▸ TASK OBJECTIVE
The listing below should be written out exactly; please include all of it.

▸ RECORD EXTRACTS
-------------------------

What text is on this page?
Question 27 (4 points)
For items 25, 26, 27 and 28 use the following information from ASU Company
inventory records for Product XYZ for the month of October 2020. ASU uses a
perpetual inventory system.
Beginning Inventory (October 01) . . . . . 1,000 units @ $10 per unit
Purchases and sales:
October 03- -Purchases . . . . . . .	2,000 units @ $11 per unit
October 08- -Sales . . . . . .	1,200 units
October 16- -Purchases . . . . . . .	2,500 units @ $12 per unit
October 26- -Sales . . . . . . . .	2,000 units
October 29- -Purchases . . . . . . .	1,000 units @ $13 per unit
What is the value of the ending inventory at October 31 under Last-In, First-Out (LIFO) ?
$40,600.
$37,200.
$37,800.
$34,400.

-------------------------

▸ FULL RESPONSE
What text is on this page?
Question 27 (4 points)
For items 25, 26, 27 and 28 use the following information from ASU Company
inventory records for Product XYZ for the month of October 2020. ASU uses a
perpetual inventory system.
Beginning Inventory (October 01) . . . . . 1,000 units @ $10 per unit
Purchases and sales:
October 03- -Purchases . . . . . . .	2,000 units @ $11 per unit
October 08- -Sales . . . . . .	1,200 units
October 16- -Purchases . . . . . . .	2,500 units @ $12 per unit
October 26- -Sales . . . . . . . .	2,000 units
October 29- -Purchases . . . . . . .	1,000 units @ $13 per unit
What is the value of the ending inventory at October 31 under Last-In, First-Out (LIFO) ?
$40,600.
$37,200.
$37,800.
$34,400.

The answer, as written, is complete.